■ **Written instruction**
Lines that contain the string "Paper" are to be copied; leave out all others.

■ **Given data**

— start —

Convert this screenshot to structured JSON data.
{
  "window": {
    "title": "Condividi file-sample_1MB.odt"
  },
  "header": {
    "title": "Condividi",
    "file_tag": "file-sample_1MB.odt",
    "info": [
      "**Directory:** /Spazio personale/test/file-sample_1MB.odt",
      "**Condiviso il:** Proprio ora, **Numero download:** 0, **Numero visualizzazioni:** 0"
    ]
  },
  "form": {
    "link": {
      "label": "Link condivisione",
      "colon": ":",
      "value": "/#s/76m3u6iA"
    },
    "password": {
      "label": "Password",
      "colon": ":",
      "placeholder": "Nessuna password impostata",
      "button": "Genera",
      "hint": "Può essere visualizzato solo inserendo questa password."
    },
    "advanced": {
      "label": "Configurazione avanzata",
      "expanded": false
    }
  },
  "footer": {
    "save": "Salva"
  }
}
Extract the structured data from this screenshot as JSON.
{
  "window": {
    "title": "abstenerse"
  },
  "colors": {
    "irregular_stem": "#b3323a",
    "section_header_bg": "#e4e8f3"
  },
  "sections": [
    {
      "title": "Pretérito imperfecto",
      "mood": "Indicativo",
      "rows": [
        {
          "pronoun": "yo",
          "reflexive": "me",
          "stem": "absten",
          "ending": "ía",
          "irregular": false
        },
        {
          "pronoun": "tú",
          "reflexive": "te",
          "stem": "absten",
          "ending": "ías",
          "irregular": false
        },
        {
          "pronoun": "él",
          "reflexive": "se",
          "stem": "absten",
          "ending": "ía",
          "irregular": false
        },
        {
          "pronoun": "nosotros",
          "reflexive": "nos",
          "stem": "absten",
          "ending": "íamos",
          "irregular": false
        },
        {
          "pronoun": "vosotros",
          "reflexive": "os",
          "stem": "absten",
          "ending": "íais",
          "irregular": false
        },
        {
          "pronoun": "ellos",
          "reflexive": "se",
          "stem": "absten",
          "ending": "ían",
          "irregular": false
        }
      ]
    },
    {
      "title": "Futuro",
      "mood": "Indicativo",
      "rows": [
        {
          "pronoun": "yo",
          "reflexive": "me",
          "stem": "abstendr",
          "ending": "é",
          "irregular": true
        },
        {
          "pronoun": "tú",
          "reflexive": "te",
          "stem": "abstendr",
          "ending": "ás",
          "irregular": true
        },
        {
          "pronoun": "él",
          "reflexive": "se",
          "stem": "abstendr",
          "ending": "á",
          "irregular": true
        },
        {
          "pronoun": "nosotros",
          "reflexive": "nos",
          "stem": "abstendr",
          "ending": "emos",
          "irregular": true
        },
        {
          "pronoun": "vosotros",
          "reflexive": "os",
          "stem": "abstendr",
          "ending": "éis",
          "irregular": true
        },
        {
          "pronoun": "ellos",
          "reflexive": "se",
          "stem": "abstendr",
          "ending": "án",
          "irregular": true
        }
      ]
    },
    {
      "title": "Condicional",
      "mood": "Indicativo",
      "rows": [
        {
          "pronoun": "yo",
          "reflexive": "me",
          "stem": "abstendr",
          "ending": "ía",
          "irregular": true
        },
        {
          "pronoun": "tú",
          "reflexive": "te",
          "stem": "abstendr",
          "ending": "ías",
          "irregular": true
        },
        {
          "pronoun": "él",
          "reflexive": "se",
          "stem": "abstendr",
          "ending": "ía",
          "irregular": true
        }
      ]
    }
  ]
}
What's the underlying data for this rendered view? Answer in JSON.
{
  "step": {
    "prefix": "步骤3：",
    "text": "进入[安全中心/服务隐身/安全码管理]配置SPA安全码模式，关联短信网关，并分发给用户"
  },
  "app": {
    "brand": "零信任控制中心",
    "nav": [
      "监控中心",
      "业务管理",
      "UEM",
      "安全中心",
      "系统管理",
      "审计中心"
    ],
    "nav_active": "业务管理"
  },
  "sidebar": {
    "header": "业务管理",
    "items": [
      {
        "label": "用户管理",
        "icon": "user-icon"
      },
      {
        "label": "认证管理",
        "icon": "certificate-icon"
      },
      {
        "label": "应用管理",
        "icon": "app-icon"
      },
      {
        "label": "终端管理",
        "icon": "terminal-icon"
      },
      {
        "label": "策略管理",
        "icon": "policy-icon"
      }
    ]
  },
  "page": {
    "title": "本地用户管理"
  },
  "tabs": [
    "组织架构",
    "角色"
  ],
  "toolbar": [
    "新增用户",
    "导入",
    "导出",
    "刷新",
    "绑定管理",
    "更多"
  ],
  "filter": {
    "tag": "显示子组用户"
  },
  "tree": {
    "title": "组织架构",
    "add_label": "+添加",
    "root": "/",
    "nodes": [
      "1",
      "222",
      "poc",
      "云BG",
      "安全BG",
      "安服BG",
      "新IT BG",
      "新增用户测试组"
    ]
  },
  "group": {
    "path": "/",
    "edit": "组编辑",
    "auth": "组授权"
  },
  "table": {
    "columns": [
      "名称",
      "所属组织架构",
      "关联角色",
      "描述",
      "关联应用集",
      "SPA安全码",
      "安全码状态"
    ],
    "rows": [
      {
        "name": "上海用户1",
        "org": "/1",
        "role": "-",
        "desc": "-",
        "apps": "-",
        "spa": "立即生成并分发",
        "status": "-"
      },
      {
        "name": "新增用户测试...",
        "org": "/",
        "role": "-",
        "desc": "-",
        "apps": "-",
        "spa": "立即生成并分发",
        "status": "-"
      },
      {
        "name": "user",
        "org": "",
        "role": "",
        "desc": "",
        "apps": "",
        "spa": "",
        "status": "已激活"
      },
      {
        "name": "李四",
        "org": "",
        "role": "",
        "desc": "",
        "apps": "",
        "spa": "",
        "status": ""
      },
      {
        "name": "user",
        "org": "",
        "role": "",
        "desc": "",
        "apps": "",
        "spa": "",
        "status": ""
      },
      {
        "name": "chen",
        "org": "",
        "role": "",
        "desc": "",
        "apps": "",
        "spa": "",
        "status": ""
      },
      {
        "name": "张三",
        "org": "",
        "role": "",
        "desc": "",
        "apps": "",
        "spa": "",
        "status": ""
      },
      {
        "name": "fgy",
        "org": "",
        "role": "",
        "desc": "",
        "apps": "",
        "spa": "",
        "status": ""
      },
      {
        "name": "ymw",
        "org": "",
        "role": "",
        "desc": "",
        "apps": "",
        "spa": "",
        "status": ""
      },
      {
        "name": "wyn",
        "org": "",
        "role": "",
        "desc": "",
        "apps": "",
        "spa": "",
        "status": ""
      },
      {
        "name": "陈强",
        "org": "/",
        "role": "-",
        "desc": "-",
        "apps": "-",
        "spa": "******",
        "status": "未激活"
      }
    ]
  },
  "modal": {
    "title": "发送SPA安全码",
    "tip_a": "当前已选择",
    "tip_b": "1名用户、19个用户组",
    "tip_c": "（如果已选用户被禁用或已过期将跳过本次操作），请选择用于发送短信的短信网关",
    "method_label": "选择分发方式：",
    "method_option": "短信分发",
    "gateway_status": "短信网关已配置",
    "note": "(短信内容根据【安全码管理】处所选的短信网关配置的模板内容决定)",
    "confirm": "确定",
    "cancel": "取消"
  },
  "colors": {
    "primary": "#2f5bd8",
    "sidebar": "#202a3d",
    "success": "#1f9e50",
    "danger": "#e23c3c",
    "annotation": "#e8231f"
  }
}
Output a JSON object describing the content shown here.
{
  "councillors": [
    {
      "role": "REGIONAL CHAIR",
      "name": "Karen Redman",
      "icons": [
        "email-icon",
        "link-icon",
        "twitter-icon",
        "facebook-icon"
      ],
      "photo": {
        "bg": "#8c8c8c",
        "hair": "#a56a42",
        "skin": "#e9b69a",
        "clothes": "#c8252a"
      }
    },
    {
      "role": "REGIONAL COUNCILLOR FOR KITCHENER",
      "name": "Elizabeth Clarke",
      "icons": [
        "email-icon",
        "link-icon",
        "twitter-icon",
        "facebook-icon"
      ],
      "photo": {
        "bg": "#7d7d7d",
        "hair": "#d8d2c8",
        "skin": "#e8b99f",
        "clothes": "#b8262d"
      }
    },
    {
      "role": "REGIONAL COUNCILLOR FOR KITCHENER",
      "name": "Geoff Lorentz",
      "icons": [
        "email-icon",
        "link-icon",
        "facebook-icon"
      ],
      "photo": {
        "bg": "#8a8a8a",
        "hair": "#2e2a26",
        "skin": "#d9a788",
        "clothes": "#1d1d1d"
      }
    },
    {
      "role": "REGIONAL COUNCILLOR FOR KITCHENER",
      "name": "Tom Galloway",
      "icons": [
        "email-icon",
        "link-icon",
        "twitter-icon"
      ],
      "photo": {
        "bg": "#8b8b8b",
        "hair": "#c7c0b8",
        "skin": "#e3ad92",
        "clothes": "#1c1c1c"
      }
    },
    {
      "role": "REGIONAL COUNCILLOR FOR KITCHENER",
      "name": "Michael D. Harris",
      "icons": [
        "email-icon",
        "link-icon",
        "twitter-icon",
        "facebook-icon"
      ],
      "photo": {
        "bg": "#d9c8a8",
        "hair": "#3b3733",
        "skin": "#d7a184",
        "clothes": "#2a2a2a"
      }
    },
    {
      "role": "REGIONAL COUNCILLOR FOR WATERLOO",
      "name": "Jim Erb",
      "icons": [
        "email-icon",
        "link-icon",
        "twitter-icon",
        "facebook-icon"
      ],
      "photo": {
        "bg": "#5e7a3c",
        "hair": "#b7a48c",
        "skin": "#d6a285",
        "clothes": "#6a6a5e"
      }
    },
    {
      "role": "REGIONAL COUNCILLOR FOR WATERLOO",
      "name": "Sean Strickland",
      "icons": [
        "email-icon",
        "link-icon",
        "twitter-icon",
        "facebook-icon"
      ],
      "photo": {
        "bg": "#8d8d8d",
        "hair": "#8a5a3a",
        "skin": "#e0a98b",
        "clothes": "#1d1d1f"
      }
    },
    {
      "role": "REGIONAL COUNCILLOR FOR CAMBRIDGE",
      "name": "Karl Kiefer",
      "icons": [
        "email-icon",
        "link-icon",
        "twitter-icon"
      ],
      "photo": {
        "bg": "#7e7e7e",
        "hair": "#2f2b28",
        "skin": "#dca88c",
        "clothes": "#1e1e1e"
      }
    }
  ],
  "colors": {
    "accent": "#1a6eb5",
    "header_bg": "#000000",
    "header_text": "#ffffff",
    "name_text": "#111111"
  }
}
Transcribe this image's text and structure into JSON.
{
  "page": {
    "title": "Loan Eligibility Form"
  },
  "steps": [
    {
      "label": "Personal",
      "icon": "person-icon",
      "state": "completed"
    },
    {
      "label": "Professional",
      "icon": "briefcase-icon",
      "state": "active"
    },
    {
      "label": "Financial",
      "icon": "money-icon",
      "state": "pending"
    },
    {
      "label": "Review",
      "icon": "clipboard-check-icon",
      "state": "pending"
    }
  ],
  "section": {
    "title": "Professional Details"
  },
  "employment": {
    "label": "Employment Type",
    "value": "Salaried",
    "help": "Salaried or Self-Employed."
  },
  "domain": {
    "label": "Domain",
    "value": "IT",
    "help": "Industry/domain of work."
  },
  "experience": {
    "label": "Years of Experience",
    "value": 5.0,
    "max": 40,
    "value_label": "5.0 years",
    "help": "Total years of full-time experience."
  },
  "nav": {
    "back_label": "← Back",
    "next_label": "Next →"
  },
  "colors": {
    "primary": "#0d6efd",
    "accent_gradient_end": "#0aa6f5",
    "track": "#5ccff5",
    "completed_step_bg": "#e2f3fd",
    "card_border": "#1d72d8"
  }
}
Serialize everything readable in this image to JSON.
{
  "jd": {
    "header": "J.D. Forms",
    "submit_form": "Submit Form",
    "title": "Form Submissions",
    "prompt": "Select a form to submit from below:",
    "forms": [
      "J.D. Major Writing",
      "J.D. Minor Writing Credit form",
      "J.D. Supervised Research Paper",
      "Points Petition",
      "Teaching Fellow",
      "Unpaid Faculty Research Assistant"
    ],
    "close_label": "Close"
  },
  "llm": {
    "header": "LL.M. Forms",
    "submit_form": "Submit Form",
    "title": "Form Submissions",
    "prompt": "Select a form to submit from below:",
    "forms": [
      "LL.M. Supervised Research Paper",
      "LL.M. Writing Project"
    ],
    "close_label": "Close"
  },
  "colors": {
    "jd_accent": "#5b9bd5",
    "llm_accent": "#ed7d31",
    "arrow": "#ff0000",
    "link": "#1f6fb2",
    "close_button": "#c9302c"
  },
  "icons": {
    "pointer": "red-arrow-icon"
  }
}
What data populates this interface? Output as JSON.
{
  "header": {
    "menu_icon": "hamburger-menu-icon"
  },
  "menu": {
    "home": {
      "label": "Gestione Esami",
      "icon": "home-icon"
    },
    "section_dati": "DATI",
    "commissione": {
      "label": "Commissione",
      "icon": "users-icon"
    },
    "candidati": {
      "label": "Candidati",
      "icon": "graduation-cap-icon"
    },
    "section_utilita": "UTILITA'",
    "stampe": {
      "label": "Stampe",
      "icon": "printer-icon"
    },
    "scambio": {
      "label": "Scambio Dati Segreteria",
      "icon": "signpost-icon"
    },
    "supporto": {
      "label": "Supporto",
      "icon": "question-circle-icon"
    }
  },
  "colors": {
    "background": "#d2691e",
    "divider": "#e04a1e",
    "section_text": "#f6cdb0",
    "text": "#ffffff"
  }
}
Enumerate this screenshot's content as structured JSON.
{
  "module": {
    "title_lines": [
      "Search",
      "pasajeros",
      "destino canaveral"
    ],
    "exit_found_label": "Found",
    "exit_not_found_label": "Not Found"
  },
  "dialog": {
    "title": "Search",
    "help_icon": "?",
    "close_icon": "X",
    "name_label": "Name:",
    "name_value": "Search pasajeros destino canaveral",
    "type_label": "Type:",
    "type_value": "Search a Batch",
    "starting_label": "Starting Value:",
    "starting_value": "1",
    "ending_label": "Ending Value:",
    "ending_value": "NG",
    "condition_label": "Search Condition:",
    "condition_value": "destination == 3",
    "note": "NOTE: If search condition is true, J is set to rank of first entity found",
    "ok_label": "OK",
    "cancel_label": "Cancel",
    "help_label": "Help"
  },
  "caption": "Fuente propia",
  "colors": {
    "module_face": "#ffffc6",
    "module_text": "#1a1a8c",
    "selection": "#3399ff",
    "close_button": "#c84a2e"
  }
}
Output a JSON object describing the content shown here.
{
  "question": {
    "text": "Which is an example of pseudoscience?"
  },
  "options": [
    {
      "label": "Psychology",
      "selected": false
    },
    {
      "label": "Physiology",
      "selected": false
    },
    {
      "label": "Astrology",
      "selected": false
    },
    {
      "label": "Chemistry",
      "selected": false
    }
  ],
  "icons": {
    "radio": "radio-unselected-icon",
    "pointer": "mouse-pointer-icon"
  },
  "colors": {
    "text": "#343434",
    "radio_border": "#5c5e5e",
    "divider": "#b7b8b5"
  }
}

— end —

■ **Answer for the task**
      "J.D. Supervised Research Paper",
      "LL.M. Supervised Research Paper",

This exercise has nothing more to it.